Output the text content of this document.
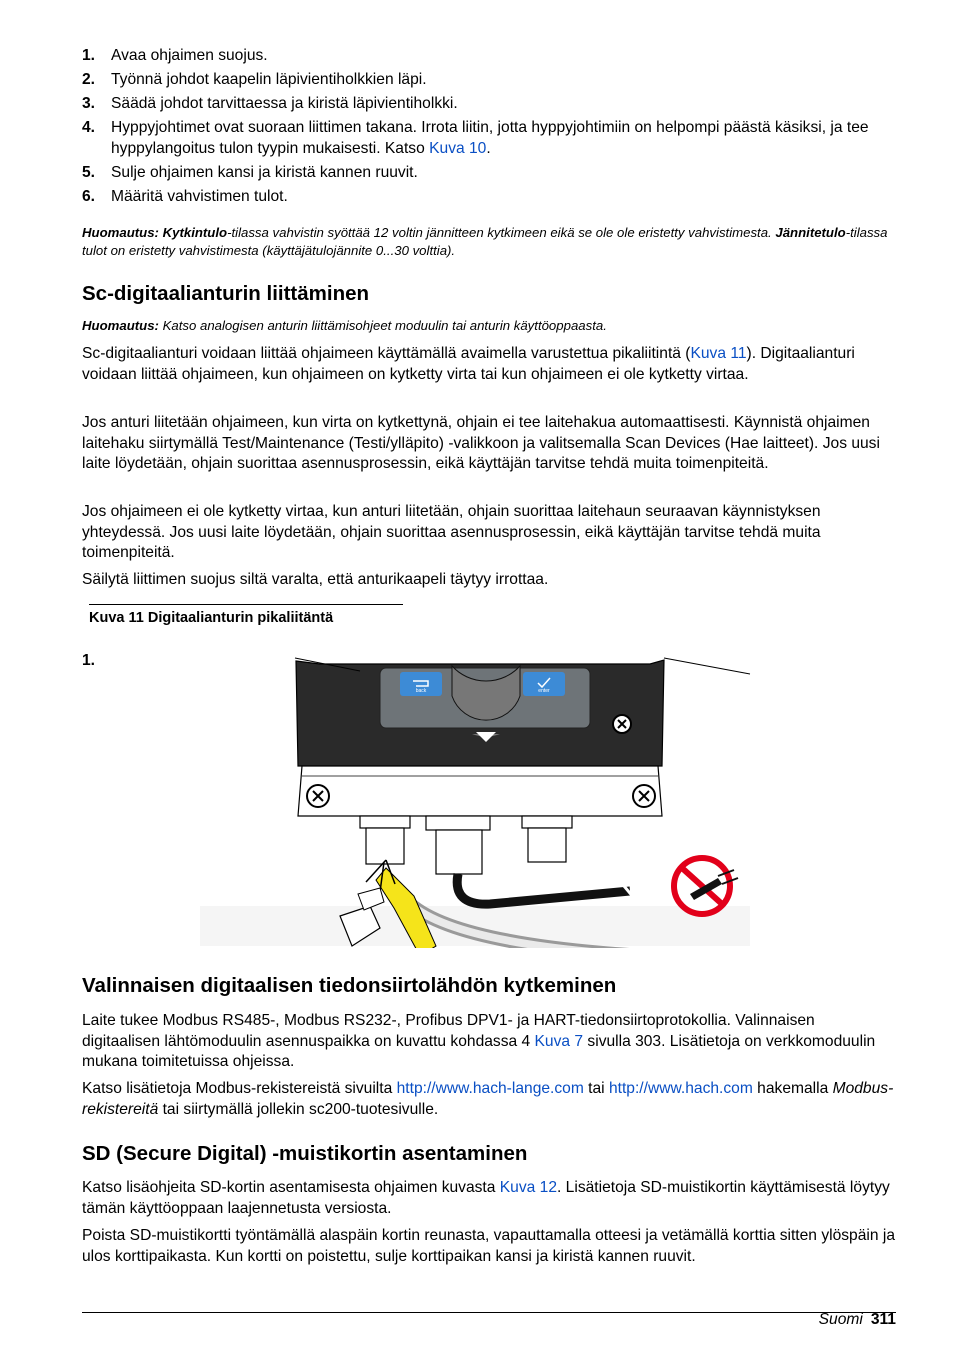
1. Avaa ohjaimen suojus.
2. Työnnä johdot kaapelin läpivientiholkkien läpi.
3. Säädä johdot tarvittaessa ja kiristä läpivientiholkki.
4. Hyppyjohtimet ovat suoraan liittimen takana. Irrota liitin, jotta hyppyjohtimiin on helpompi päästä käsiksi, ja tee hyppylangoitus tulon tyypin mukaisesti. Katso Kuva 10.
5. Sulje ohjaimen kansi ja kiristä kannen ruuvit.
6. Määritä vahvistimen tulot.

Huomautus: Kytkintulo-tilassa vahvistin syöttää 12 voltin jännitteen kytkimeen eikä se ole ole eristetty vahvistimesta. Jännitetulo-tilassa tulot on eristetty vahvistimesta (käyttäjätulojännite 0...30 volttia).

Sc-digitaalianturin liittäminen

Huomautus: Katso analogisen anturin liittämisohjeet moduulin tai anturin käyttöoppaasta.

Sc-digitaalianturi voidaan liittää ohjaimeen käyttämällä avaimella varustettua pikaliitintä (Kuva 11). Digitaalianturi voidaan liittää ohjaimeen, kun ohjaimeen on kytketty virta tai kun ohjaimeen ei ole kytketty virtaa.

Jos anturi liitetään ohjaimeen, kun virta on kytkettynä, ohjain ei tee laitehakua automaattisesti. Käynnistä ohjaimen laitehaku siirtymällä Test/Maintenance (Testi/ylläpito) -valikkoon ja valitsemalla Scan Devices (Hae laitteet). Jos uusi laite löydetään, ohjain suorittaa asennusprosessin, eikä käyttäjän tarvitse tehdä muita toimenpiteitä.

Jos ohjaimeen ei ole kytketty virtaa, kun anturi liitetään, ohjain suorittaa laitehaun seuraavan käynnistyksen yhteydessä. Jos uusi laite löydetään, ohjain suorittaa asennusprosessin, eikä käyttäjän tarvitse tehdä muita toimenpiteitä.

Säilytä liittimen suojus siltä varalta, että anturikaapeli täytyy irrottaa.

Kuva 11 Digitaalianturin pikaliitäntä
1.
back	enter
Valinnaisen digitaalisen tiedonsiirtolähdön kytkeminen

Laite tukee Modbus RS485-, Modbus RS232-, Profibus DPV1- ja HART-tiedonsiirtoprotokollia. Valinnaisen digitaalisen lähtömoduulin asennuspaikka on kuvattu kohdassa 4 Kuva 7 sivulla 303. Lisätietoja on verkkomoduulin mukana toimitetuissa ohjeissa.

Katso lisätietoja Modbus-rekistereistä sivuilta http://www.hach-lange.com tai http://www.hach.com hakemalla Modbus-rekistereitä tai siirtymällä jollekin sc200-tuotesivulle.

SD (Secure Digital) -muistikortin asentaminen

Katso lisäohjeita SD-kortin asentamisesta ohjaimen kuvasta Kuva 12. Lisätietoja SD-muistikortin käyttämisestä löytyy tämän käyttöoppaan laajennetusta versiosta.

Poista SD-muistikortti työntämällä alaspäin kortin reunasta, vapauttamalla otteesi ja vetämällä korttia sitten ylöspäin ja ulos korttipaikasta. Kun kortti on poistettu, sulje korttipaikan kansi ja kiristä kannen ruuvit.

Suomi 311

____

- Objective
Gather up the lines that contain the word "muita".

- Result of this task
Jos anturi liitetään ohjaimeen, kun virta on kytkettynä, ohjain ei tee laitehakua automaattisesti. Käynnistä ohjaimen laitehaku siirtymällä Test/Maintenance (Testi/ylläpito) -valikkoon ja valitsemalla Scan Devices (Hae laitteet). Jos uusi laite löydetään, ohjain suorittaa asennusprosessin, eikä käyttäjän tarvitse tehdä muita toimenpiteitä.
Jos ohjaimeen ei ole kytketty virtaa, kun anturi liitetään, ohjain suorittaa laitehaun seuraavan käynnistyksen yhteydessä. Jos uusi laite löydetään, ohjain suorittaa asennusprosessin, eikä käyttäjän tarvitse tehdä muita toimenpiteitä.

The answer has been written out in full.